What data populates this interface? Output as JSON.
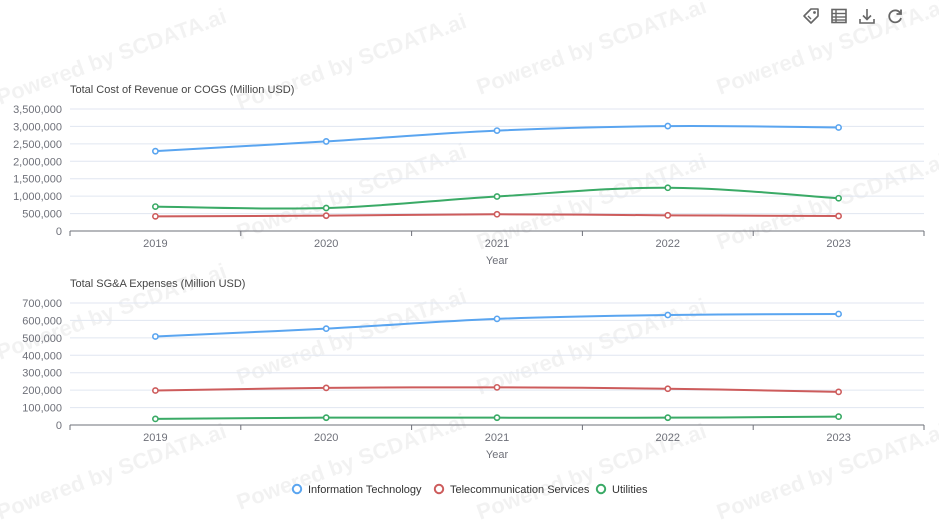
{
  "watermark": "Powered by SCDATA.ai",
  "toolbox": {
    "icons": [
      "tag-icon",
      "data-view-icon",
      "download-icon",
      "refresh-icon"
    ]
  },
  "chart_data": [
    {
      "type": "line",
      "title": "Total Cost of Revenue or COGS (Million USD)",
      "xlabel": "Year",
      "ylabel": "",
      "categories": [
        "2019",
        "2020",
        "2021",
        "2022",
        "2023"
      ],
      "ylim": [
        0,
        3500000
      ],
      "yticks": [
        "0",
        "500,000",
        "1,000,000",
        "1,500,000",
        "2,000,000",
        "2,500,000",
        "3,000,000",
        "3,500,000"
      ],
      "series": [
        {
          "name": "Information Technology",
          "color": "#5aa5f0",
          "values": [
            2290000,
            2570000,
            2880000,
            3010000,
            2970000
          ]
        },
        {
          "name": "Telecommunication Services",
          "color": "#cd5c5c",
          "values": [
            420000,
            440000,
            480000,
            450000,
            430000
          ]
        },
        {
          "name": "Utilities",
          "color": "#3aaa66",
          "values": [
            700000,
            660000,
            990000,
            1240000,
            940000
          ]
        }
      ],
      "grid": true,
      "legend": "bottom-center"
    },
    {
      "type": "line",
      "title": "Total SG&A Expenses (Million USD)",
      "xlabel": "Year",
      "ylabel": "",
      "categories": [
        "2019",
        "2020",
        "2021",
        "2022",
        "2023"
      ],
      "ylim": [
        0,
        700000
      ],
      "yticks": [
        "0",
        "100,000",
        "200,000",
        "300,000",
        "400,000",
        "500,000",
        "600,000",
        "700,000"
      ],
      "series": [
        {
          "name": "Information Technology",
          "color": "#5aa5f0",
          "values": [
            508000,
            553000,
            609000,
            631000,
            637000
          ]
        },
        {
          "name": "Telecommunication Services",
          "color": "#cd5c5c",
          "values": [
            198000,
            213000,
            216000,
            208000,
            190000
          ]
        },
        {
          "name": "Utilities",
          "color": "#3aaa66",
          "values": [
            35000,
            42000,
            42000,
            42000,
            48000
          ]
        }
      ],
      "grid": true,
      "legend": "bottom-center"
    }
  ],
  "legend": {
    "items": [
      {
        "name": "Information Technology",
        "color": "#5aa5f0"
      },
      {
        "name": "Telecommunication Services",
        "color": "#cd5c5c"
      },
      {
        "name": "Utilities",
        "color": "#3aaa66"
      }
    ]
  }
}
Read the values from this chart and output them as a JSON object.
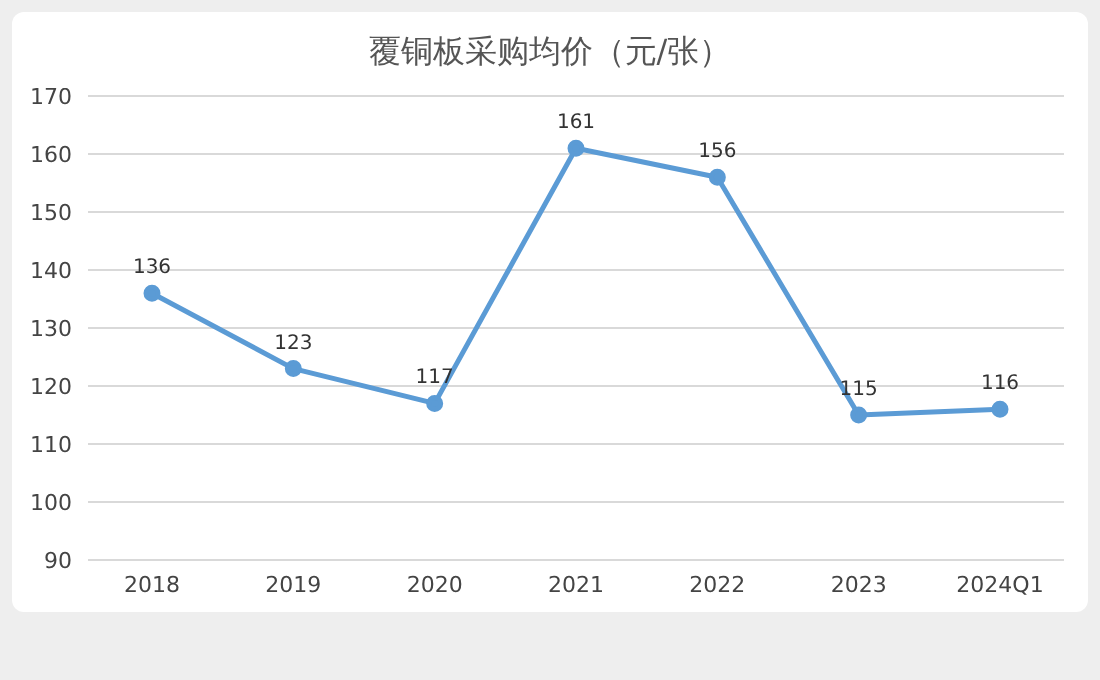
{
  "chart_data": {
    "type": "line",
    "title": "覆铜板采购均价（元/张）",
    "categories": [
      "2018",
      "2019",
      "2020",
      "2021",
      "2022",
      "2023",
      "2024Q1"
    ],
    "series": [
      {
        "color": "#5b9bd5",
        "values": [
          136,
          123,
          117,
          161,
          156,
          115,
          116
        ]
      }
    ],
    "ylim": [
      90,
      170
    ],
    "yticks": [
      90,
      100,
      110,
      120,
      130,
      140,
      150,
      160,
      170
    ],
    "grid": "y",
    "marker": "circle",
    "data_labels": true
  }
}
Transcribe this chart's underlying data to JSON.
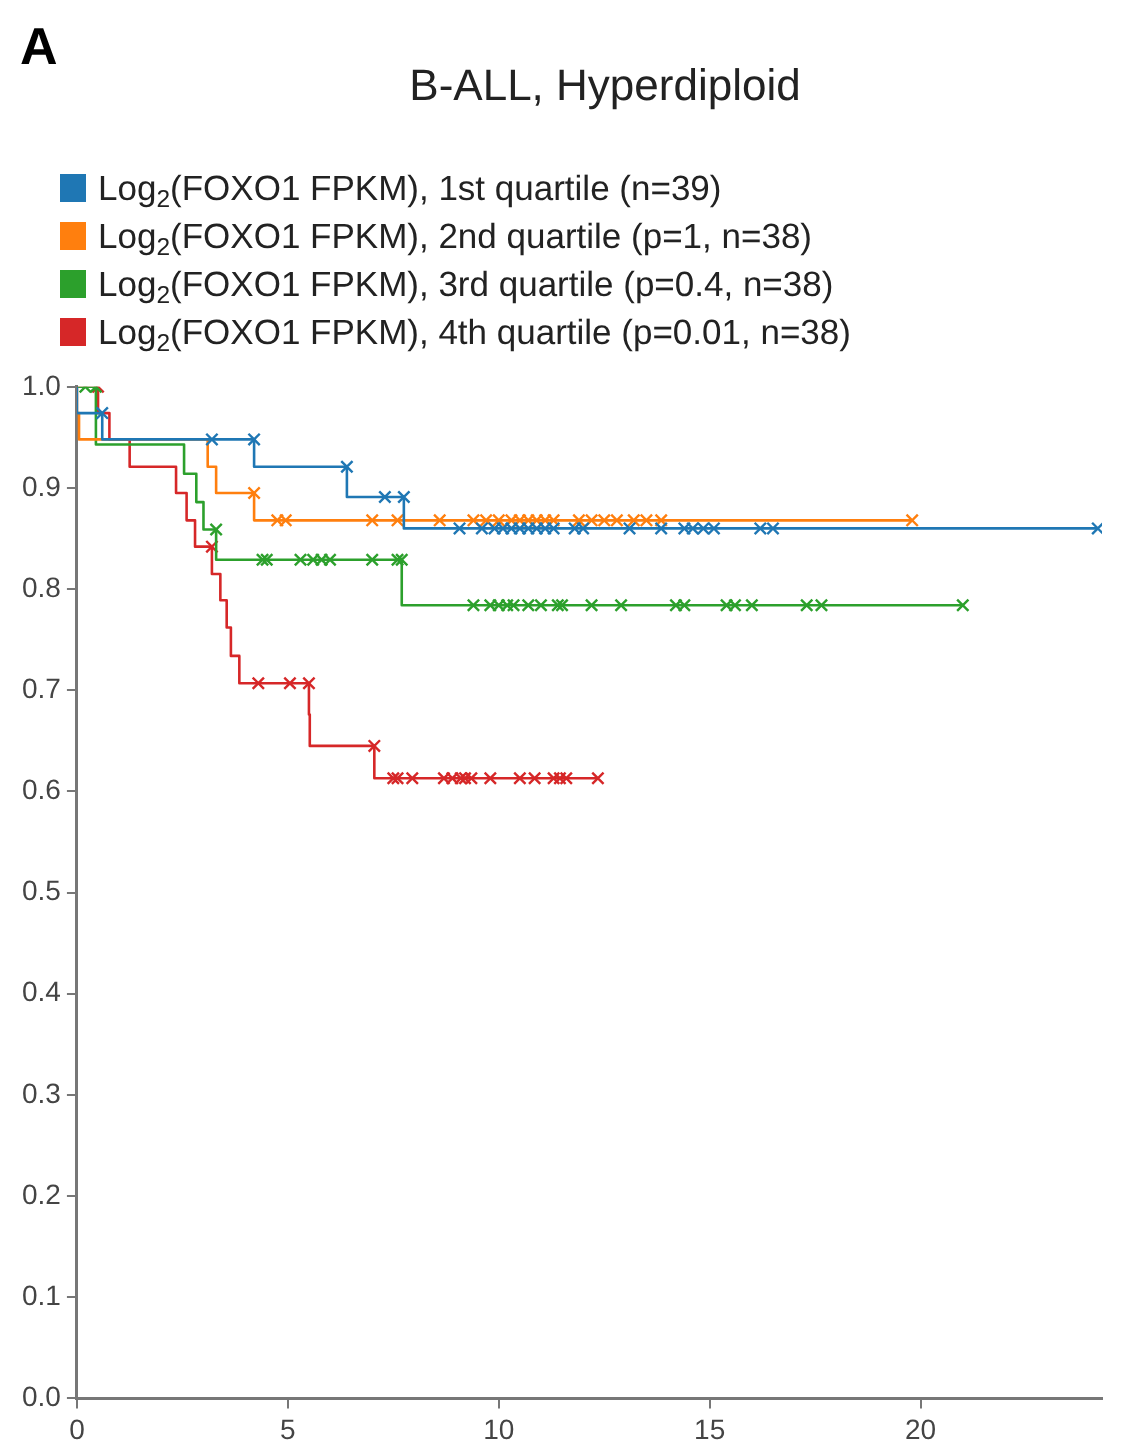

----

WHAT TO WORK ON:
From the listing above, copy all lines holding the word "Total".

RESULT FOR THIS TASK:
      "title": "Total Cost of Revenue or COGS (Million USD)",
      "title": "Total SG&A Expenses (Million USD)",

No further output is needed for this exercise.